(Page extract Opens)

Amazon Fresh appears to be continuing its slow, furtive expansion, giving little hint as to the long-term vision for the brand. Last week, news broke of two possible new locations, each of which would be in a market previously untapped by the grocery brand.
On Thursday (Sept. 30), USA Today’s Quincy, Massachusetts news outlet The Patriot Ledger reported that the planning board for the town of Braintree, Massachusetts has approved a 37,500-square-foot Amazon Fresh store, with the company applying under the pseudonym “Seritage KMT Finance LLC,” per a letter to the town, “for confidentiality purposes.” Amazon declined to confirm that this is in fact an upcoming Amazon Fresh location, as the news outlet claims.
Meanwhile, last Tuesday (Sept. 28), Eden Prairie Local News, a nonprofit local news outlet from Eden Prairie, Minnesota, reported that the city’s planning commission had approved plans for a 40,000-square-foot grocery store from an unnamed owner, one that is a national grocer, and the plans were accompanied by a rendering very similar to the one in Braintree. Additionally, the architect, NORR, has connections to previous Amazon Fresh projects.
As Amazon appears to be making plans for upcoming physical locations, it is also creating new ways to embed its offerings in consumers’ daily lives with contextual commerce integrations. On Tuesday (Oct. 5), Insider reported that Amazon is developing a smart fridge that would prompt reorders from Whole Foods or Amazon Fresh when consumers are running low on a given item.
Amazon’s grocery efforts have been somewhat erratic throughout 2021, with some moments that suggest impressive growth and others that show significant uncertainty about the future of the company’s grocery business. Amazon began the year by shutting down its Prime Pantry services in early January, folding the shelf-stable goods program into Amazon’s main website. In March, the company opened a U.K. location of its Amazon Go cashierless convenience stores, the first of its kind outside North America. In May, the company folded its Amazon Go Grocery business, the grocery offshoot of the convenience chain, into its Amazon Fresh grocery brand. Shortly after, the company announced its first full-sized “Just Walk Out”-enabled Amazon Fresh store.

(Page extract Closes)
(Records Opens)

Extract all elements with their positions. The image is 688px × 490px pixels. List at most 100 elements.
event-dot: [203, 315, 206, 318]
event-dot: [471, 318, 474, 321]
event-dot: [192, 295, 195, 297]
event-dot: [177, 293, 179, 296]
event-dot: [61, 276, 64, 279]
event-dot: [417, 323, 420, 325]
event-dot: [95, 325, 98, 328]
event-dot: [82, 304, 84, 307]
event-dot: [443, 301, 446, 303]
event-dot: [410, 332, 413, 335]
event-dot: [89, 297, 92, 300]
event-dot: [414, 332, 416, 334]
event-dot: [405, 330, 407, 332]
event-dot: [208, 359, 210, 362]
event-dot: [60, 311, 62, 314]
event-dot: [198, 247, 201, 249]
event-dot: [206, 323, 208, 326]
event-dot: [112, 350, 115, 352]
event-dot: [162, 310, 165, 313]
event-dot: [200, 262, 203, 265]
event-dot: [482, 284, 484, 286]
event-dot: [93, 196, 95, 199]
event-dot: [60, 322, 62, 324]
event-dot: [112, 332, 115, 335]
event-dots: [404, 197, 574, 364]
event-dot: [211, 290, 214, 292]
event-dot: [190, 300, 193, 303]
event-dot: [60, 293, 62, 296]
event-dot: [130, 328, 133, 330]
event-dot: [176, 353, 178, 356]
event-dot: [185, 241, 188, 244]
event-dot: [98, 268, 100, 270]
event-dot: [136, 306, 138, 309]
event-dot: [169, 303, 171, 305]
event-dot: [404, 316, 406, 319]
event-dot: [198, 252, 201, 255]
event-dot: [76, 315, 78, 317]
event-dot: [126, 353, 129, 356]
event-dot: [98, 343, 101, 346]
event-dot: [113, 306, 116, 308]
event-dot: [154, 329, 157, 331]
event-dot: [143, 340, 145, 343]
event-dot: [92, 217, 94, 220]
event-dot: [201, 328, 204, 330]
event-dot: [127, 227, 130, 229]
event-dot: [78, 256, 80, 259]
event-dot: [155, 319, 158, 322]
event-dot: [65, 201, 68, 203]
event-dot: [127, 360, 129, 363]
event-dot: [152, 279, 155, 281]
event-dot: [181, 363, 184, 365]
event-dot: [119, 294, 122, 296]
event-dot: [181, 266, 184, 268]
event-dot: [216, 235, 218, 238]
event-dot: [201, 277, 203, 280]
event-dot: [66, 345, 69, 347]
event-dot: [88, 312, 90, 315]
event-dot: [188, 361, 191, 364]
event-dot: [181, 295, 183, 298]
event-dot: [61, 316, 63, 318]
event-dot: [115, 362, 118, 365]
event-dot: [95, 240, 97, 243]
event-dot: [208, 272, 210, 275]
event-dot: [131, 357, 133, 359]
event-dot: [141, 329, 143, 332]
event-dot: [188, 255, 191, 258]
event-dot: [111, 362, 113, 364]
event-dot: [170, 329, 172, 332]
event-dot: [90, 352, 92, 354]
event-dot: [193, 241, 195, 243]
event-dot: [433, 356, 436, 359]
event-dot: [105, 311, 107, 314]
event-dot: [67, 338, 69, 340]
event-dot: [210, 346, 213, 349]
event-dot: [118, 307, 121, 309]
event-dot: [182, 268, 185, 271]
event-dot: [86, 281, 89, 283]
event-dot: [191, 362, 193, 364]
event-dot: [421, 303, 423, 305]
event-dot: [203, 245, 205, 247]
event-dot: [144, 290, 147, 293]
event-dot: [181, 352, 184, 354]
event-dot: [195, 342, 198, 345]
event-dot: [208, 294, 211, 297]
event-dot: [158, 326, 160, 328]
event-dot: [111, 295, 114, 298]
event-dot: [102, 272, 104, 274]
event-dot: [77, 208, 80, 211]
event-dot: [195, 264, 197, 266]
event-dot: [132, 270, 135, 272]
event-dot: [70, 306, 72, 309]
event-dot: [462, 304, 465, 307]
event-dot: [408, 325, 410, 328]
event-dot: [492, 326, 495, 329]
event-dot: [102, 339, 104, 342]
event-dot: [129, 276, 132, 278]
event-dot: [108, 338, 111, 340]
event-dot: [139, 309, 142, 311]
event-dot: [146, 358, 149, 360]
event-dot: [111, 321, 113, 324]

(Records Closes)

Task objective: Resume the article on Amazon's grocery expansion above, picking up right after its final sentence.

Response below:
The company’s Whole Foods Market grocery brand has also been undergoing some significant changes this year. On the one hand (quite literally), Amazon is trying out leading-edge payment methods such as Amazon One palm scans and Just Walk Out checkout at select Whole Foods locations. On the other hand, Amazon recently announced a roughly $10 fee for Prime members ordering from Whole Foods for delivery in select cities, a move that threatens to alienate a significant portion of the grocer’s customer base. Plus, Whole Foods’ Co-founder and CEO John Mackey, who has been central to the brand, recently announced his retirement, suggesting major changes to come.
For the most part, the company’s corporate communications throughout 2021 have borne little mention of Amazon’s intentions for its grocery chains going forward.
There has not been much comment since March, when the company’s CFO Brian Olsavsky told analysts, “Grocery has been a great revelation during the post-pandemic period here. I think people really value the ability to get home delivery, and we’ve seen that as numbers go up considerably pre- and post-pandemic … on the Fresh stores, it’s a little too early … we’re confident that the Just Walk Out technology will be a boon, a benefit to customers, and we’re very excited about what’s in the works, but that’s still really early in day one.”
When it comes to grocery sales, Amazon lags behind competitor Walmart, the world’s largest grocer, by an order of magnitude. Recent PYMNTS research indicates that Walmart holds an 18.9% share of total food and beverage sales, while Amazon lags way behind at 1.9%. Even at Walmart’s lowest point in the past couple of years, capturing only 18.1% of the total market, Amazon’s share was still smaller by a factor of 10.
For a moment in 2018, it appeared as if Amazon would take over, with its share of the category more than doubling for two years in a row. However, after this period of rapid growth, the company’s share of the category stagnated at 1.9%.